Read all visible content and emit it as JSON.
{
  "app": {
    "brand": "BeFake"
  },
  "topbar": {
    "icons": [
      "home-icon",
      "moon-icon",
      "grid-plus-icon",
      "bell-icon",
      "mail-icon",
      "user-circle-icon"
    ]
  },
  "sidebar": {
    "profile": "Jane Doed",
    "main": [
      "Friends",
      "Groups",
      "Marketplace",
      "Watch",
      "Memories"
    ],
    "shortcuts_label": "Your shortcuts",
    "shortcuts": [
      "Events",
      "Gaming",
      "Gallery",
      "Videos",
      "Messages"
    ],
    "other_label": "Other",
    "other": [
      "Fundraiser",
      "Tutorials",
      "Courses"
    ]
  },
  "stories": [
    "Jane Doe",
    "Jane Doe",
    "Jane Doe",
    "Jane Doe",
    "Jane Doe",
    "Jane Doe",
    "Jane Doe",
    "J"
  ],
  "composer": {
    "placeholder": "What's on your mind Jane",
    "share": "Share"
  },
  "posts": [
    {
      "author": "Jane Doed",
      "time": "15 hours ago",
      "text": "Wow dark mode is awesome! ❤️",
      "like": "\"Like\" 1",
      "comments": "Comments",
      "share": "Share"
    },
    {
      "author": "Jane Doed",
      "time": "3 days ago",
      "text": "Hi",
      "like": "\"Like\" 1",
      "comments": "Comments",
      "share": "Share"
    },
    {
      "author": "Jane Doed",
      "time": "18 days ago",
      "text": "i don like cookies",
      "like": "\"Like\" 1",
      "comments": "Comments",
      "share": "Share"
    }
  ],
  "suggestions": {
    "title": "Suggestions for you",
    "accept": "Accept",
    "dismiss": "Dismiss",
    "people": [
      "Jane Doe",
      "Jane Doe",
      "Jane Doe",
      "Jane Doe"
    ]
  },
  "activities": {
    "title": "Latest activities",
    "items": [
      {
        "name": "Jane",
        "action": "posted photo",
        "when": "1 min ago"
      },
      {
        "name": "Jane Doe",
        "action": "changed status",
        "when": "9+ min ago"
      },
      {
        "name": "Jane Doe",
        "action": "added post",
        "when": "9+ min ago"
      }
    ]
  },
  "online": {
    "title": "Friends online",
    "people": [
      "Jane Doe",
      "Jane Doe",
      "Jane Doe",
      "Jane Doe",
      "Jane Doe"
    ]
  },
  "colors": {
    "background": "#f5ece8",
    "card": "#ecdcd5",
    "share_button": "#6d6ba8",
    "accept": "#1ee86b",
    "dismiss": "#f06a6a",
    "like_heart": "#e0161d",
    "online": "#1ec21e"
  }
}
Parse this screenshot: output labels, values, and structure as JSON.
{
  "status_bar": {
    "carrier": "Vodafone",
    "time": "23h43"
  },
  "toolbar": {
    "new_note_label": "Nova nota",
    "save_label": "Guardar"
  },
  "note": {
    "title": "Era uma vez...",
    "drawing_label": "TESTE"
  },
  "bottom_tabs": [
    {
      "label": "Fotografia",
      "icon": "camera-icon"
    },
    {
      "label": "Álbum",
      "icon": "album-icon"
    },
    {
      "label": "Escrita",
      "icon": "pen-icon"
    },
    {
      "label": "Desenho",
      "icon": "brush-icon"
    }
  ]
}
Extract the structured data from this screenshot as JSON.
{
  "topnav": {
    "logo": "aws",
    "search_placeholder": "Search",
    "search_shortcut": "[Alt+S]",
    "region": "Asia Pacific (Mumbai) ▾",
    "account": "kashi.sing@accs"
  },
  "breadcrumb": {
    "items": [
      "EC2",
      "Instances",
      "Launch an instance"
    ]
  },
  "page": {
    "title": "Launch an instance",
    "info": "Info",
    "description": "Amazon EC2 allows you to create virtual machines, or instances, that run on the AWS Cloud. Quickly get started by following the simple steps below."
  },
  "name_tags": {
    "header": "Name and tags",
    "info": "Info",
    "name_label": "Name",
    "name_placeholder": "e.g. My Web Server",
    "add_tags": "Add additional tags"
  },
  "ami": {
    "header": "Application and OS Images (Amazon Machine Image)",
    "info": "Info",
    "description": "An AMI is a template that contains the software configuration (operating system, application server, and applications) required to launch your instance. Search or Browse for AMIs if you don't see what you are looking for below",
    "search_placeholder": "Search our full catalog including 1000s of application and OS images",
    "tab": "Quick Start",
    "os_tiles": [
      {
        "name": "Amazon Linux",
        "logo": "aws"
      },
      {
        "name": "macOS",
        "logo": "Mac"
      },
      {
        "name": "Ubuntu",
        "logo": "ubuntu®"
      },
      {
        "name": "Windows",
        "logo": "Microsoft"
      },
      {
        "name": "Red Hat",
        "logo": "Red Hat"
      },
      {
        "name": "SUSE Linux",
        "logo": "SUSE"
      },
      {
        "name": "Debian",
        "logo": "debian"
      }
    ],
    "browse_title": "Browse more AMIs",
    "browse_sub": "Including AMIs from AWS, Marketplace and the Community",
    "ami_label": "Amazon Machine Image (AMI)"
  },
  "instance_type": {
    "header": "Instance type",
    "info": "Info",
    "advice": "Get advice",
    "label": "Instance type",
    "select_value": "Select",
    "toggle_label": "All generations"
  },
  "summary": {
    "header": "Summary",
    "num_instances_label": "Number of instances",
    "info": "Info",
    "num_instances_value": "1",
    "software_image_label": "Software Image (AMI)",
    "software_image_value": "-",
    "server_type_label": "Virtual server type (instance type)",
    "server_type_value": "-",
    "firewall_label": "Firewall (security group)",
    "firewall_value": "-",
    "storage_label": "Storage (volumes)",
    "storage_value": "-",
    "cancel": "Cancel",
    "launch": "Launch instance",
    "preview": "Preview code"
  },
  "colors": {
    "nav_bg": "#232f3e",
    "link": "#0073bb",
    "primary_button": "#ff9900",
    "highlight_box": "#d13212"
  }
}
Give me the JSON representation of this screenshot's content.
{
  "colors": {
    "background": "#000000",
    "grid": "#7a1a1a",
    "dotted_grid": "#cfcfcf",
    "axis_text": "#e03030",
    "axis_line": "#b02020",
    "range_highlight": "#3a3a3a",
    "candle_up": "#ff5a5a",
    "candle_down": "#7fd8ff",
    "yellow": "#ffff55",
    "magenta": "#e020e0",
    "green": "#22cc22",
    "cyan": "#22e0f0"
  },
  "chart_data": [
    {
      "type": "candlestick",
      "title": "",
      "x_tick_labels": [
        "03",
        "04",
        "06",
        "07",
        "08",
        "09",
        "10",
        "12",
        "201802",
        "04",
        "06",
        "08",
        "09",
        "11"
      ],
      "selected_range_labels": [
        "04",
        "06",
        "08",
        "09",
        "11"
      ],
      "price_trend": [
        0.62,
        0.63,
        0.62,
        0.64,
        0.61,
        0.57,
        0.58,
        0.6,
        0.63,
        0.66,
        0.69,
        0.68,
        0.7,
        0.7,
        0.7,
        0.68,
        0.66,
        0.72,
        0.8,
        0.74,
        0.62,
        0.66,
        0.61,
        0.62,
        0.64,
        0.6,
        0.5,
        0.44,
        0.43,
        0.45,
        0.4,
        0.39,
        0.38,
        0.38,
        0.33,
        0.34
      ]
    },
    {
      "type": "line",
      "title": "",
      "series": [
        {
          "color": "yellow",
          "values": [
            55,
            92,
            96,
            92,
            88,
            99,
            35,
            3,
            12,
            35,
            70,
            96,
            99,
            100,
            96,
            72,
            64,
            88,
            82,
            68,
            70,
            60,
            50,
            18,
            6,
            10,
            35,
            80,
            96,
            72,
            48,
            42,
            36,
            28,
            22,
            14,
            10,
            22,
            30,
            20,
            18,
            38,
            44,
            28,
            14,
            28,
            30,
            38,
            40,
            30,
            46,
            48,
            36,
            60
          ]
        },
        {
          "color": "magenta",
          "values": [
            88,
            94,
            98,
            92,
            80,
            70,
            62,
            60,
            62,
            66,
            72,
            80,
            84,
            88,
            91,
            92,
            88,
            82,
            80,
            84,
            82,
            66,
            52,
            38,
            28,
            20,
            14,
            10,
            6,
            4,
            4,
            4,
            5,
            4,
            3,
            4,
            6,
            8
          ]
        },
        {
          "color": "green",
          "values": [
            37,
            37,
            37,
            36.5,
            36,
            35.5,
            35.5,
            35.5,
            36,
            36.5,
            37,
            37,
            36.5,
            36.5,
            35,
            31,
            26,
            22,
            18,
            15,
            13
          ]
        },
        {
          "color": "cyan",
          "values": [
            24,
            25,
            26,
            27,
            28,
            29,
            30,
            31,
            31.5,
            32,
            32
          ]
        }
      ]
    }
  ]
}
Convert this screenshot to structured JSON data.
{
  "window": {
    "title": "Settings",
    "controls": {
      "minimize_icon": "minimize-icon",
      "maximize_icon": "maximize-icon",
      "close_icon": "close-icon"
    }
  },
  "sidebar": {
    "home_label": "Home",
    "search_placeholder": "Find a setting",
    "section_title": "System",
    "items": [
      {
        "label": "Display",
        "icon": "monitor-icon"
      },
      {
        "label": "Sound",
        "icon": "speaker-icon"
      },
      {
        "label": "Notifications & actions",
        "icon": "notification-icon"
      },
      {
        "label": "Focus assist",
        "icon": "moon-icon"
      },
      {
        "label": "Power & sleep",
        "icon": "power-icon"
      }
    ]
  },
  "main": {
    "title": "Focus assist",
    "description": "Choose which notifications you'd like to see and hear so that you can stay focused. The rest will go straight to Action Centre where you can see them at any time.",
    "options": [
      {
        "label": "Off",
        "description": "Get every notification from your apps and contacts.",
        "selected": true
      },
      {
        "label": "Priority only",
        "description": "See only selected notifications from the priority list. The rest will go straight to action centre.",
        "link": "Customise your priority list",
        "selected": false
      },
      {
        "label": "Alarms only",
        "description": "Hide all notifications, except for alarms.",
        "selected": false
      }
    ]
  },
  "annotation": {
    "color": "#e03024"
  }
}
--------------------------------
▶ _Given problem_: Select from the material above each line in which the string "online" appears, and list those lines.

▶ _Response_:
  "online": {
    "title": "Friends online",
    "online": "#1ec21e"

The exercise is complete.